**To be done**.
Retype the records below exactly as they appear, but leave out any pictures.

**Records from a collection of figures**.
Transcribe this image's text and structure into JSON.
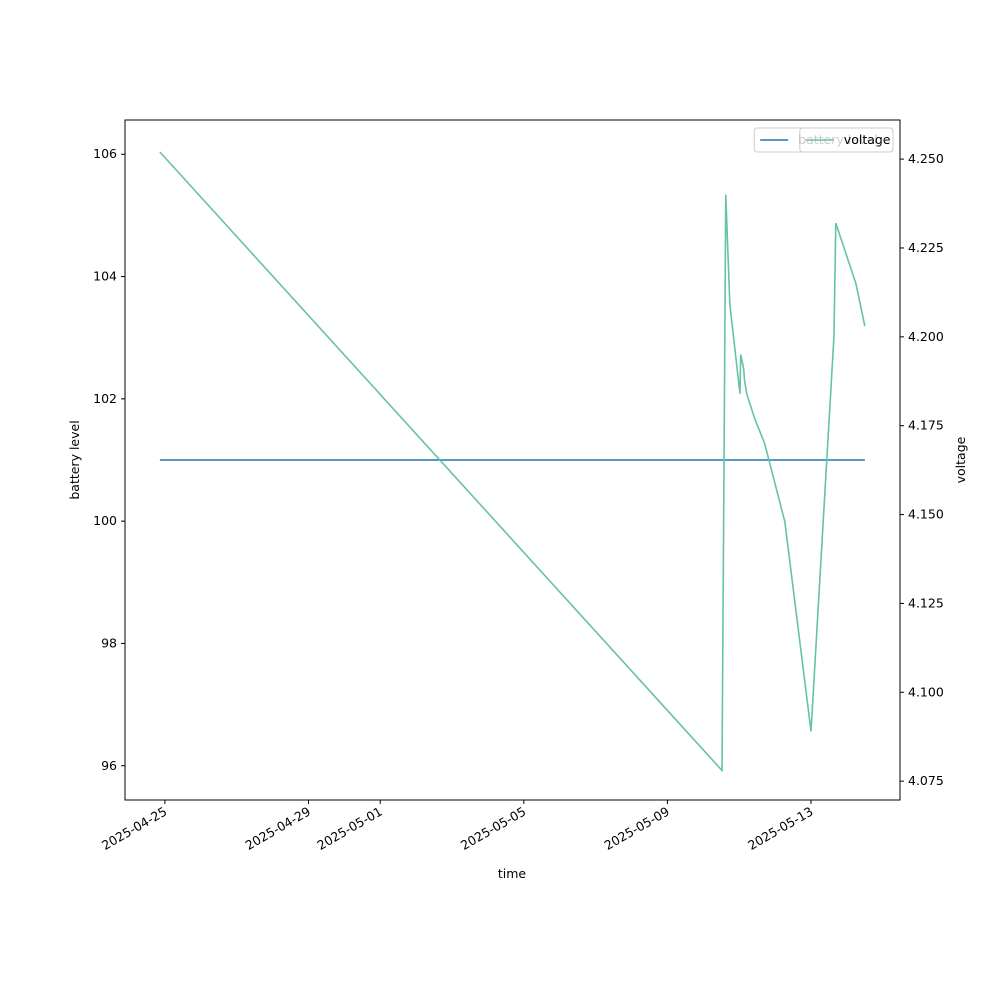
{
  "chart_data": {
    "type": "line",
    "xlabel": "time",
    "ylabel": "battery level",
    "y2label": "voltage",
    "xlim": [
      "2025-04-23T21:20",
      "2025-05-15T11:30"
    ],
    "xticks": [
      "2025-04-25",
      "2025-04-29",
      "2025-05-01",
      "2025-05-05",
      "2025-05-09",
      "2025-05-13"
    ],
    "ylim": [
      95.44,
      106.56
    ],
    "yticks": [
      96,
      98,
      100,
      102,
      104,
      106
    ],
    "y2lim": [
      4.0697,
      4.261
    ],
    "y2ticks": [
      4.075,
      {
        "value": 4.1,
        "label": "4.100"
      },
      4.125,
      {
        "value": 4.15,
        "label": "4.150"
      },
      4.175,
      {
        "value": 4.2,
        "label": "4.200"
      },
      4.225,
      {
        "value": 4.25,
        "label": "4.250"
      }
    ],
    "legend": "upper right",
    "series": [
      {
        "name": "battery level",
        "color": "#1f77b4",
        "x": [
          "2025-04-24T20:40",
          "2025-05-14T12:00"
        ],
        "values": [
          101,
          101
        ]
      },
      {
        "name": "voltage",
        "color": "#66c2a5",
        "axis": "y2",
        "x": [
          "2025-04-24T20:40",
          "2025-05-10T12:30",
          "2025-05-10T15:00",
          "2025-05-10T17:45",
          "2025-05-11T00:30",
          "2025-05-11T01:00",
          "2025-05-11T03:00",
          "2025-05-11T03:30",
          "2025-05-11T05:00",
          "2025-05-11T10:20",
          "2025-05-11T17:00",
          "2025-05-12T06:30",
          "2025-05-13T00:00",
          "2025-05-13T15:20",
          "2025-05-13T16:35",
          "2025-05-14T06:00",
          "2025-05-14T12:00"
        ],
        "values": [
          4.252,
          4.078,
          4.24,
          4.209,
          4.184,
          4.195,
          4.191,
          4.188,
          4.184,
          4.177,
          4.17,
          4.148,
          4.089,
          4.2,
          4.232,
          4.215,
          4.203
        ]
      }
    ]
  }
}
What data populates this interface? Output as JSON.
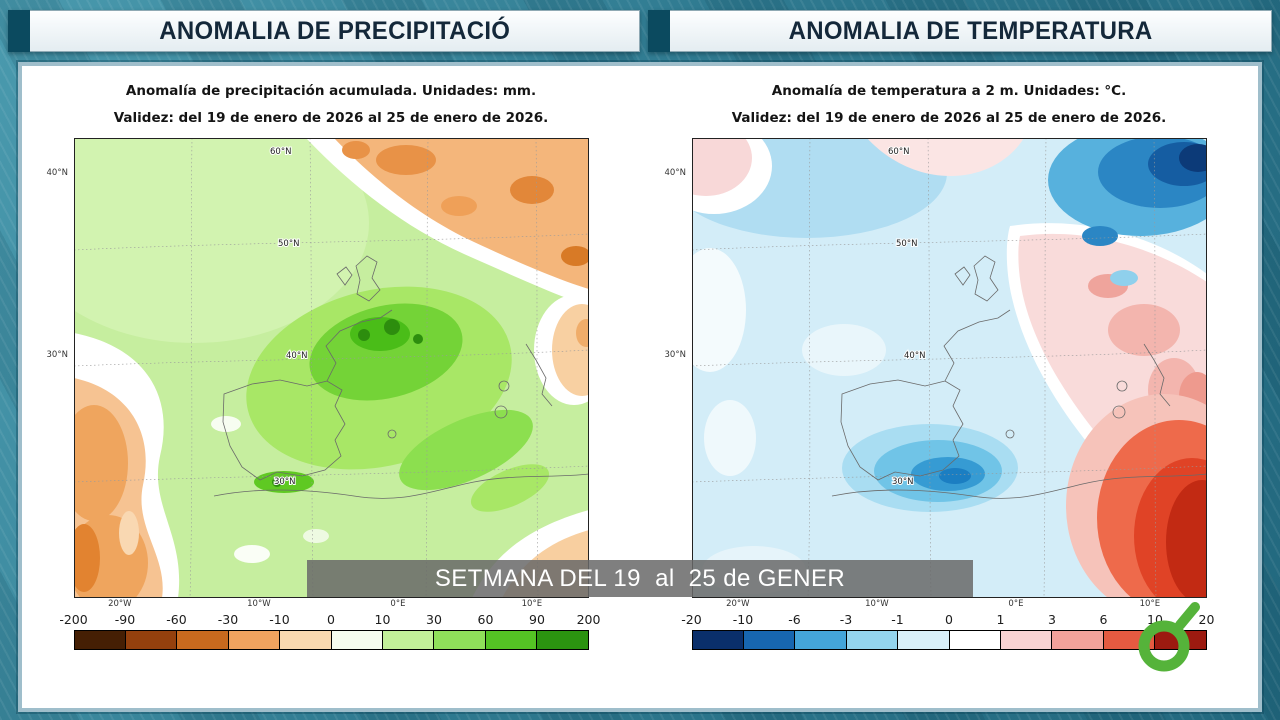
{
  "colors": {
    "background_teal": "#38849a",
    "header_square": "#0b4a5f",
    "header_text": "#14283a",
    "panel_border": "#9fbecb",
    "banner_background": "rgba(104,104,104,0.85)",
    "banner_text": "#ffffff",
    "logo_green": "#55b33a"
  },
  "headers": {
    "left": "ANOMALIA DE PRECIPITACIÓ",
    "right": "ANOMALIA DE TEMPERATURA"
  },
  "panels": {
    "precipitation": {
      "title": "Anomalía de precipitación acumulada. Unidades: mm.",
      "validity": "Validez: del 19 de enero de 2026 al 25 de enero de 2026.",
      "scale": {
        "units": "mm",
        "ticks": [
          "-200",
          "-90",
          "-60",
          "-30",
          "-10",
          "0",
          "10",
          "30",
          "60",
          "90",
          "200"
        ],
        "colors": [
          "#451f04",
          "#93400d",
          "#c86a1e",
          "#f0a35f",
          "#fad9b0",
          "#f6fcef",
          "#c2f099",
          "#8fe05a",
          "#54c424",
          "#2b9310"
        ]
      },
      "axis": {
        "left": [
          "40°N",
          "30°N"
        ],
        "bottom": [
          "20°W",
          "10°W",
          "0°E",
          "10°E"
        ],
        "inner": [
          "60°N",
          "50°N",
          "40°N",
          "30°N"
        ]
      }
    },
    "temperature": {
      "title": "Anomalía de temperatura a 2 m. Unidades: °C.",
      "validity": "Validez: del 19 de enero de 2026 al 25 de enero de 2026.",
      "scale": {
        "units": "°C",
        "ticks": [
          "-20",
          "-10",
          "-6",
          "-3",
          "-1",
          "0",
          "1",
          "3",
          "6",
          "10",
          "20"
        ],
        "colors": [
          "#0a2f6b",
          "#1766b0",
          "#44a5da",
          "#93d4ee",
          "#d9f0fa",
          "#ffffff",
          "#f9d3d3",
          "#f3a29b",
          "#e55a41",
          "#9c1a10"
        ]
      },
      "axis": {
        "left": [
          "40°N",
          "30°N"
        ],
        "bottom": [
          "20°W",
          "10°W",
          "0°E",
          "10°E"
        ],
        "inner": [
          "60°N",
          "50°N",
          "40°N",
          "30°N"
        ]
      }
    }
  },
  "banner": {
    "text": "SETMANA DEL 19  al  25 de GENER"
  },
  "logo": {
    "name": "lasexta-logo"
  }
}
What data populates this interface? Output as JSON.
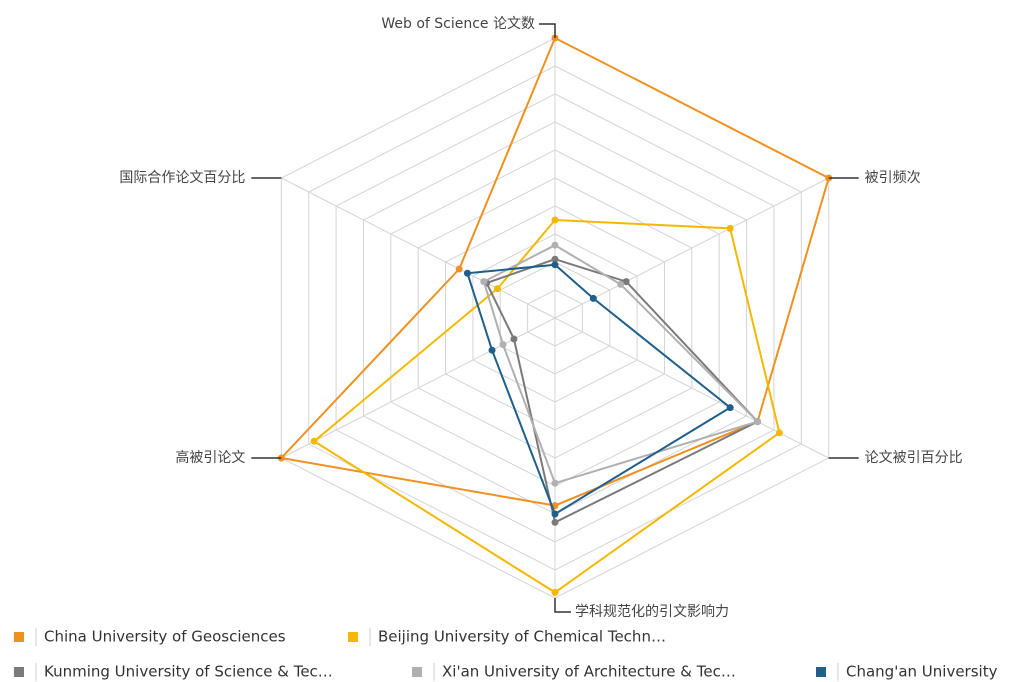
{
  "chart_data": {
    "type": "radar",
    "axes": [
      "Web of Science 论文数",
      "被引频次",
      "论文被引百分比",
      "学科规范化的引文影响力",
      "高被引论文",
      "国际合作论文百分比"
    ],
    "rlim": [
      0,
      100
    ],
    "rticks": [
      10,
      20,
      30,
      40,
      50,
      60,
      70,
      80,
      90,
      100
    ],
    "grid": true,
    "legend": "bottom",
    "series": [
      {
        "name": "China University of Geosciences",
        "color": "#f0901f",
        "values": [
          100,
          100,
          74,
          67,
          100,
          35
        ]
      },
      {
        "name": "Beijing University of Chemical Techn…",
        "color": "#f5b800",
        "values": [
          35,
          64,
          82,
          98,
          88,
          21
        ]
      },
      {
        "name": "Kunming University of Science & Tec…",
        "color": "#7a7a7a",
        "values": [
          21,
          26,
          74,
          73,
          15,
          25
        ]
      },
      {
        "name": "Xi'an University of Architecture & Tec…",
        "color": "#b0b0b0",
        "values": [
          26,
          24,
          74,
          59,
          19,
          26
        ]
      },
      {
        "name": "Chang'an University",
        "color": "#1f5f8b",
        "values": [
          19,
          14,
          64,
          70,
          23,
          32
        ]
      }
    ]
  }
}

**Answer to this task**.
Transcribe this image's text and structure into JSON.
{
  "chart_data": {
    "type": "line",
    "xlabel": "time",
    "ylabel": "battery level",
    "y2label": "voltage",
    "xlim": [
      "2025-04-23T21:20",
      "2025-05-15T11:30"
    ],
    "xticks": [
      "2025-04-25",
      "2025-04-29",
      "2025-05-01",
      "2025-05-05",
      "2025-05-09",
      "2025-05-13"
    ],
    "ylim": [
      95.44,
      106.56
    ],
    "yticks": [
      96,
      98,
      100,
      102,
      104,
      106
    ],
    "y2lim": [
      4.0697,
      4.261
    ],
    "y2ticks": [
      4.075,
      {
        "value": 4.1,
        "label": "4.100"
      },
      4.125,
      {
        "value": 4.15,
        "label": "4.150"
      },
      4.175,
      {
        "value": 4.2,
        "label": "4.200"
      },
      4.225,
      {
        "value": 4.25,
        "label": "4.250"
      }
    ],
    "legend": "upper right",
    "series": [
      {
        "name": "battery level",
        "color": "#1f77b4",
        "x": [
          "2025-04-24T20:40",
          "2025-05-14T12:00"
        ],
        "values": [
          101,
          101
        ]
      },
      {
        "name": "voltage",
        "color": "#66c2a5",
        "axis": "y2",
        "x": [
          "2025-04-24T20:40",
          "2025-05-10T12:30",
          "2025-05-10T15:00",
          "2025-05-10T17:45",
          "2025-05-11T00:30",
          "2025-05-11T01:00",
          "2025-05-11T03:00",
          "2025-05-11T03:30",
          "2025-05-11T05:00",
          "2025-05-11T10:20",
          "2025-05-11T17:00",
          "2025-05-12T06:30",
          "2025-05-13T00:00",
          "2025-05-13T15:20",
          "2025-05-13T16:35",
          "2025-05-14T06:00",
          "2025-05-14T12:00"
        ],
        "values": [
          4.252,
          4.078,
          4.24,
          4.209,
          4.184,
          4.195,
          4.191,
          4.188,
          4.184,
          4.177,
          4.17,
          4.148,
          4.089,
          4.2,
          4.232,
          4.215,
          4.203
        ]
      }
    ]
  }
}
What data populates this interface? Output as JSON.
{
  "colors": {
    "background_teal": "#38849a",
    "header_square": "#0b4a5f",
    "header_text": "#14283a",
    "panel_border": "#9fbecb",
    "banner_background": "rgba(104,104,104,0.85)",
    "banner_text": "#ffffff",
    "logo_green": "#55b33a"
  },
  "headers": {
    "left": "ANOMALIA DE PRECIPITACIÓ",
    "right": "ANOMALIA DE TEMPERATURA"
  },
  "panels": {
    "precipitation": {
      "title": "Anomalía de precipitación acumulada. Unidades: mm.",
      "validity": "Validez: del 19 de enero de 2026 al 25 de enero de 2026.",
      "scale": {
        "units": "mm",
        "ticks": [
          "-200",
          "-90",
          "-60",
          "-30",
          "-10",
          "0",
          "10",
          "30",
          "60",
          "90",
          "200"
        ],
        "colors": [
          "#451f04",
          "#93400d",
          "#c86a1e",
          "#f0a35f",
          "#fad9b0",
          "#f6fcef",
          "#c2f099",
          "#8fe05a",
          "#54c424",
          "#2b9310"
        ]
      },
      "axis": {
        "left": [
          "40°N",
          "30°N"
        ],
        "bottom": [
          "20°W",
          "10°W",
          "0°E",
          "10°E"
        ],
        "inner": [
          "60°N",
          "50°N",
          "40°N",
          "30°N"
        ]
      }
    },
    "temperature": {
      "title": "Anomalía de temperatura a 2 m. Unidades: °C.",
      "validity": "Validez: del 19 de enero de 2026 al 25 de enero de 2026.",
      "scale": {
        "units": "°C",
        "ticks": [
          "-20",
          "-10",
          "-6",
          "-3",
          "-1",
          "0",
          "1",
          "3",
          "6",
          "10",
          "20"
        ],
        "colors": [
          "#0a2f6b",
          "#1766b0",
          "#44a5da",
          "#93d4ee",
          "#d9f0fa",
          "#ffffff",
          "#f9d3d3",
          "#f3a29b",
          "#e55a41",
          "#9c1a10"
        ]
      },
      "axis": {
        "left": [
          "40°N",
          "30°N"
        ],
        "bottom": [
          "20°W",
          "10°W",
          "0°E",
          "10°E"
        ],
        "inner": [
          "60°N",
          "50°N",
          "40°N",
          "30°N"
        ]
      }
    }
  },
  "banner": {
    "text": "SETMANA DEL 19  al  25 de GENER"
  },
  "logo": {
    "name": "lasexta-logo"
  }
}
What data populates this interface? Output as JSON.
{
  "chart_data": {
    "type": "radar",
    "axes": [
      "Web of Science 论文数",
      "被引频次",
      "论文被引百分比",
      "学科规范化的引文影响力",
      "高被引论文",
      "国际合作论文百分比"
    ],
    "rlim": [
      0,
      100
    ],
    "rticks": [
      10,
      20,
      30,
      40,
      50,
      60,
      70,
      80,
      90,
      100
    ],
    "grid": true,
    "legend": "bottom",
    "series": [
      {
        "name": "China University of Geosciences",
        "color": "#f0901f",
        "values": [
          100,
          100,
          74,
          67,
          100,
          35
        ]
      },
      {
        "name": "Beijing University of Chemical Techn…",
        "color": "#f5b800",
        "values": [
          35,
          64,
          82,
          98,
          88,
          21
        ]
      },
      {
        "name": "Kunming University of Science & Tec…",
        "color": "#7a7a7a",
        "values": [
          21,
          26,
          74,
          73,
          15,
          25
        ]
      },
      {
        "name": "Xi'an University of Architecture & Tec…",
        "color": "#b0b0b0",
        "values": [
          26,
          24,
          74,
          59,
          19,
          26
        ]
      },
      {
        "name": "Chang'an University",
        "color": "#1f5f8b",
        "values": [
          19,
          14,
          64,
          70,
          23,
          32
        ]
      }
    ]
  }
}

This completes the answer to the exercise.